_What the task asks_:
Reproduce the records below exactly as they appear.
— START OF Records —
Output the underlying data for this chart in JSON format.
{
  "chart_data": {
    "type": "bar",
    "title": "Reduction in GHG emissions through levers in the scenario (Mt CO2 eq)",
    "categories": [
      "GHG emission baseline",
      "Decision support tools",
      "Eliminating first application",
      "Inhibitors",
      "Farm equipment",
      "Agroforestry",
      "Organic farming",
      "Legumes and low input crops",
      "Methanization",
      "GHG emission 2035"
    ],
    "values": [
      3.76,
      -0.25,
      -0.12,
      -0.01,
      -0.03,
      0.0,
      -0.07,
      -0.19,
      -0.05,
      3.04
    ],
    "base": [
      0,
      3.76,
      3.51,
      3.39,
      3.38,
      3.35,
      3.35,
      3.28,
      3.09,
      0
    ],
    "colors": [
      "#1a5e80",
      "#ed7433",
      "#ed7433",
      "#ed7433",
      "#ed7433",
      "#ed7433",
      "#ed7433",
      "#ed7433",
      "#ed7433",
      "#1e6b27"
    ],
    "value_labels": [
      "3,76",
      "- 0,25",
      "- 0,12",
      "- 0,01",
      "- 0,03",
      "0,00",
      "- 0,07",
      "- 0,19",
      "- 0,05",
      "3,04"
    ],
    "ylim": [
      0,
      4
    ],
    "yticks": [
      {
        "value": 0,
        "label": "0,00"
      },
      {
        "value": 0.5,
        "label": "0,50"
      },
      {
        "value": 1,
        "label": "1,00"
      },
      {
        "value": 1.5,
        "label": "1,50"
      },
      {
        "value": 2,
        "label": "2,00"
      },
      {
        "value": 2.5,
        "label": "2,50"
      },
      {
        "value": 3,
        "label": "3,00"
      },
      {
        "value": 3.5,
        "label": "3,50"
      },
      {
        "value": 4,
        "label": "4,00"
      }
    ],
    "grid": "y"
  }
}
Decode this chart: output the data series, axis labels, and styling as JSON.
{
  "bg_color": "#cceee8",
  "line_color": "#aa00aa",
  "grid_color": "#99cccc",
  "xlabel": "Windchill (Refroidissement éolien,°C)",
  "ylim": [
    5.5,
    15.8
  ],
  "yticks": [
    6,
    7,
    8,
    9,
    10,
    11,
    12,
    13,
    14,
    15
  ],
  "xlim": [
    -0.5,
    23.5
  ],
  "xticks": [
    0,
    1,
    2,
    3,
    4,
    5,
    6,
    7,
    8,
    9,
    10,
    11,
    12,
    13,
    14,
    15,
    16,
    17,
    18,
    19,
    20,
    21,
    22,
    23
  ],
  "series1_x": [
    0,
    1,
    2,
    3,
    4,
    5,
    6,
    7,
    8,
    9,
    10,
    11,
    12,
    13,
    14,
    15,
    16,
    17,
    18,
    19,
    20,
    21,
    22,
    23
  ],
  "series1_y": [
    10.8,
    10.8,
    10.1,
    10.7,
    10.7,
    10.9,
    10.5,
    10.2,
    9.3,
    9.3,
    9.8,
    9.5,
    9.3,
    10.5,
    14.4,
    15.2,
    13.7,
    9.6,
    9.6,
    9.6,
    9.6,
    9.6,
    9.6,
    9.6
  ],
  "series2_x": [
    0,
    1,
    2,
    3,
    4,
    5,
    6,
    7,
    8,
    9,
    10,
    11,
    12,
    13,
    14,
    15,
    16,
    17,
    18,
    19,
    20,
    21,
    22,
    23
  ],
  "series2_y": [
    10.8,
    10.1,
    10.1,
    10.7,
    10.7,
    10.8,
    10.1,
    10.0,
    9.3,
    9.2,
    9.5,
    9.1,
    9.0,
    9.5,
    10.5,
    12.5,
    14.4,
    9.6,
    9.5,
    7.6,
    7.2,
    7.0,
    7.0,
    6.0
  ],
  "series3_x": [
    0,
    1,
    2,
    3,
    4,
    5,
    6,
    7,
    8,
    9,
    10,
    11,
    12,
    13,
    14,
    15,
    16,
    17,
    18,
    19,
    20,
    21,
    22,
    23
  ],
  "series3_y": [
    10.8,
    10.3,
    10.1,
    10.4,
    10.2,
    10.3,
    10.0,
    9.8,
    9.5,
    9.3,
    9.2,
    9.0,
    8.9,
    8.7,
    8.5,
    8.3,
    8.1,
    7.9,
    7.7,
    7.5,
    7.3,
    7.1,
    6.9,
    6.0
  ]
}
— END OF Records —
_Solution for this task_:
Output the underlying data for this chart in JSON format.
{
  "chart_data": {
    "type": "bar",
    "title": "Reduction in GHG emissions through levers in the scenario (Mt CO2 eq)",
    "categories": [
      "GHG emission baseline",
      "Decision support tools",
      "Eliminating first application",
      "Inhibitors",
      "Farm equipment",
      "Agroforestry",
      "Organic farming",
      "Legumes and low input crops",
      "Methanization",
      "GHG emission 2035"
    ],
    "values": [
      3.76,
      -0.25,
      -0.12,
      -0.01,
      -0.03,
      0.0,
      -0.07,
      -0.19,
      -0.05,
      3.04
    ],
    "base": [
      0,
      3.76,
      3.51,
      3.39,
      3.38,
      3.35,
      3.35,
      3.28,
      3.09,
      0
    ],
    "colors": [
      "#1a5e80",
      "#ed7433",
      "#ed7433",
      "#ed7433",
      "#ed7433",
      "#ed7433",
      "#ed7433",
      "#ed7433",
      "#ed7433",
      "#1e6b27"
    ],
    "value_labels": [
      "3,76",
      "- 0,25",
      "- 0,12",
      "- 0,01",
      "- 0,03",
      "0,00",
      "- 0,07",
      "- 0,19",
      "- 0,05",
      "3,04"
    ],
    "ylim": [
      0,
      4
    ],
    "yticks": [
      {
        "value": 0,
        "label": "0,00"
      },
      {
        "value": 0.5,
        "label": "0,50"
      },
      {
        "value": 1,
        "label": "1,00"
      },
      {
        "value": 1.5,
        "label": "1,50"
      },
      {
        "value": 2,
        "label": "2,00"
      },
      {
        "value": 2.5,
        "label": "2,50"
      },
      {
        "value": 3,
        "label": "3,00"
      },
      {
        "value": 3.5,
        "label": "3,50"
      },
      {
        "value": 4,
        "label": "4,00"
      }
    ],
    "grid": "y"
  }
}
Decode this chart: output the data series, axis labels, and styling as JSON.
{
  "bg_color": "#cceee8",
  "line_color": "#aa00aa",
  "grid_color": "#99cccc",
  "xlabel": "Windchill (Refroidissement éolien,°C)",
  "ylim": [
    5.5,
    15.8
  ],
  "yticks": [
    6,
    7,
    8,
    9,
    10,
    11,
    12,
    13,
    14,
    15
  ],
  "xlim": [
    -0.5,
    23.5
  ],
  "xticks": [
    0,
    1,
    2,
    3,
    4,
    5,
    6,
    7,
    8,
    9,
    10,
    11,
    12,
    13,
    14,
    15,
    16,
    17,
    18,
    19,
    20,
    21,
    22,
    23
  ],
  "series1_x": [
    0,
    1,
    2,
    3,
    4,
    5,
    6,
    7,
    8,
    9,
    10,
    11,
    12,
    13,
    14,
    15,
    16,
    17,
    18,
    19,
    20,
    21,
    22,
    23
  ],
  "series1_y": [
    10.8,
    10.8,
    10.1,
    10.7,
    10.7,
    10.9,
    10.5,
    10.2,
    9.3,
    9.3,
    9.8,
    9.5,
    9.3,
    10.5,
    14.4,
    15.2,
    13.7,
    9.6,
    9.6,
    9.6,
    9.6,
    9.6,
    9.6,
    9.6
  ],
  "series2_x": [
    0,
    1,
    2,
    3,
    4,
    5,
    6,
    7,
    8,
    9,
    10,
    11,
    12,
    13,
    14,
    15,
    16,
    17,
    18,
    19,
    20,
    21,
    22,
    23
  ],
  "series2_y": [
    10.8,
    10.1,
    10.1,
    10.7,
    10.7,
    10.8,
    10.1,
    10.0,
    9.3,
    9.2,
    9.5,
    9.1,
    9.0,
    9.5,
    10.5,
    12.5,
    14.4,
    9.6,
    9.5,
    7.6,
    7.2,
    7.0,
    7.0,
    6.0
  ],
  "series3_x": [
    0,
    1,
    2,
    3,
    4,
    5,
    6,
    7,
    8,
    9,
    10,
    11,
    12,
    13,
    14,
    15,
    16,
    17,
    18,
    19,
    20,
    21,
    22,
    23
  ],
  "series3_y": [
    10.8,
    10.3,
    10.1,
    10.4,
    10.2,
    10.3,
    10.0,
    9.8,
    9.5,
    9.3,
    9.2,
    9.0,
    8.9,
    8.7,
    8.5,
    8.3,
    8.1,
    7.9,
    7.7,
    7.5,
    7.3,
    7.1,
    6.9,
    6.0
  ]
}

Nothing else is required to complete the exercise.